DATA:
________________________________________

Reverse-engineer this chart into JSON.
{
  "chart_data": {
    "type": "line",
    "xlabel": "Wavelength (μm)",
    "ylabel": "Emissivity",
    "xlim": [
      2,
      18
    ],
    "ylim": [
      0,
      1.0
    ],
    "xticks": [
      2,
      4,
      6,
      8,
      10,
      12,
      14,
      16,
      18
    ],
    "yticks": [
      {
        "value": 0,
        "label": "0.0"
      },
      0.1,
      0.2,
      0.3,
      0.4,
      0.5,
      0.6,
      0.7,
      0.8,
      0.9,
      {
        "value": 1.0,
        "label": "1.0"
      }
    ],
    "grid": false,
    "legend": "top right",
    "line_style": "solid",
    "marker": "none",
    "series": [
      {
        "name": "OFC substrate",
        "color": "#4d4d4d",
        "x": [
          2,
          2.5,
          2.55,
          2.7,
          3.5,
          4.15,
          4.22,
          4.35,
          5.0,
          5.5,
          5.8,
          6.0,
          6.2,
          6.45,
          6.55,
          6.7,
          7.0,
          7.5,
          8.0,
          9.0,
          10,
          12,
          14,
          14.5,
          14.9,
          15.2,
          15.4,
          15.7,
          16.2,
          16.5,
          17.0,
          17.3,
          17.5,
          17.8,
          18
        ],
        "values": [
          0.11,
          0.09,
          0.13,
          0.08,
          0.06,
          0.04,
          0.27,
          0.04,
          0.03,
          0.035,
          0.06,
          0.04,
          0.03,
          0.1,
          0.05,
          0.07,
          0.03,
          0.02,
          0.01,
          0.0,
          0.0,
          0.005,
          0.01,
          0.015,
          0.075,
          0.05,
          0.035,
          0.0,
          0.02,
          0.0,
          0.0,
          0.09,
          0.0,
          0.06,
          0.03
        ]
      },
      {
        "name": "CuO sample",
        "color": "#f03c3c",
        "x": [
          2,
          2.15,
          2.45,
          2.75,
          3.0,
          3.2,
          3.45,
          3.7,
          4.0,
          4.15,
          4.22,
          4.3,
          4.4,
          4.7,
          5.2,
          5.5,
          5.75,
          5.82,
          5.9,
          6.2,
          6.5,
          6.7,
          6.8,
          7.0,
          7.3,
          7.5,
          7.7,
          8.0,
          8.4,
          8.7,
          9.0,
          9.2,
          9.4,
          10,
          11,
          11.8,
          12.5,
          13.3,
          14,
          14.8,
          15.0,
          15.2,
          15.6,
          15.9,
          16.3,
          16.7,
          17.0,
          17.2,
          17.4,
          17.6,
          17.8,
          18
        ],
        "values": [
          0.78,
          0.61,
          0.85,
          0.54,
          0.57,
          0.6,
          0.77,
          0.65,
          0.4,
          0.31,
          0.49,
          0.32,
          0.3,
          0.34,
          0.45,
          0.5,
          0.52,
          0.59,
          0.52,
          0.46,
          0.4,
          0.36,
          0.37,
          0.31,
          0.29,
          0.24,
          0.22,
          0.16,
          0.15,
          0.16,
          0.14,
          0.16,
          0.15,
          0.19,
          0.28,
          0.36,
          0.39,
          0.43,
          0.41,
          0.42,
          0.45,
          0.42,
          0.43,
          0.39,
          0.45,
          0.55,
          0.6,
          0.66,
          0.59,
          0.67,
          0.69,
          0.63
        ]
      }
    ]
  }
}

________________________________________

WRITTEN PROBLEM: Exactly as shown, repeat every record.

SOLUTION:
Reverse-engineer this chart into JSON.
{
  "chart_data": {
    "type": "line",
    "xlabel": "Wavelength (μm)",
    "ylabel": "Emissivity",
    "xlim": [
      2,
      18
    ],
    "ylim": [
      0,
      1.0
    ],
    "xticks": [
      2,
      4,
      6,
      8,
      10,
      12,
      14,
      16,
      18
    ],
    "yticks": [
      {
        "value": 0,
        "label": "0.0"
      },
      0.1,
      0.2,
      0.3,
      0.4,
      0.5,
      0.6,
      0.7,
      0.8,
      0.9,
      {
        "value": 1.0,
        "label": "1.0"
      }
    ],
    "grid": false,
    "legend": "top right",
    "line_style": "solid",
    "marker": "none",
    "series": [
      {
        "name": "OFC substrate",
        "color": "#4d4d4d",
        "x": [
          2,
          2.5,
          2.55,
          2.7,
          3.5,
          4.15,
          4.22,
          4.35,
          5.0,
          5.5,
          5.8,
          6.0,
          6.2,
          6.45,
          6.55,
          6.7,
          7.0,
          7.5,
          8.0,
          9.0,
          10,
          12,
          14,
          14.5,
          14.9,
          15.2,
          15.4,
          15.7,
          16.2,
          16.5,
          17.0,
          17.3,
          17.5,
          17.8,
          18
        ],
        "values": [
          0.11,
          0.09,
          0.13,
          0.08,
          0.06,
          0.04,
          0.27,
          0.04,
          0.03,
          0.035,
          0.06,
          0.04,
          0.03,
          0.1,
          0.05,
          0.07,
          0.03,
          0.02,
          0.01,
          0.0,
          0.0,
          0.005,
          0.01,
          0.015,
          0.075,
          0.05,
          0.035,
          0.0,
          0.02,
          0.0,
          0.0,
          0.09,
          0.0,
          0.06,
          0.03
        ]
      },
      {
        "name": "CuO sample",
        "color": "#f03c3c",
        "x": [
          2,
          2.15,
          2.45,
          2.75,
          3.0,
          3.2,
          3.45,
          3.7,
          4.0,
          4.15,
          4.22,
          4.3,
          4.4,
          4.7,
          5.2,
          5.5,
          5.75,
          5.82,
          5.9,
          6.2,
          6.5,
          6.7,
          6.8,
          7.0,
          7.3,
          7.5,
          7.7,
          8.0,
          8.4,
          8.7,
          9.0,
          9.2,
          9.4,
          10,
          11,
          11.8,
          12.5,
          13.3,
          14,
          14.8,
          15.0,
          15.2,
          15.6,
          15.9,
          16.3,
          16.7,
          17.0,
          17.2,
          17.4,
          17.6,
          17.8,
          18
        ],
        "values": [
          0.78,
          0.61,
          0.85,
          0.54,
          0.57,
          0.6,
          0.77,
          0.65,
          0.4,
          0.31,
          0.49,
          0.32,
          0.3,
          0.34,
          0.45,
          0.5,
          0.52,
          0.59,
          0.52,
          0.46,
          0.4,
          0.36,
          0.37,
          0.31,
          0.29,
          0.24,
          0.22,
          0.16,
          0.15,
          0.16,
          0.14,
          0.16,
          0.15,
          0.19,
          0.28,
          0.36,
          0.39,
          0.43,
          0.41,
          0.42,
          0.45,
          0.42,
          0.43,
          0.39,
          0.45,
          0.55,
          0.6,
          0.66,
          0.59,
          0.67,
          0.69,
          0.63
        ]
      }
    ]
  }
}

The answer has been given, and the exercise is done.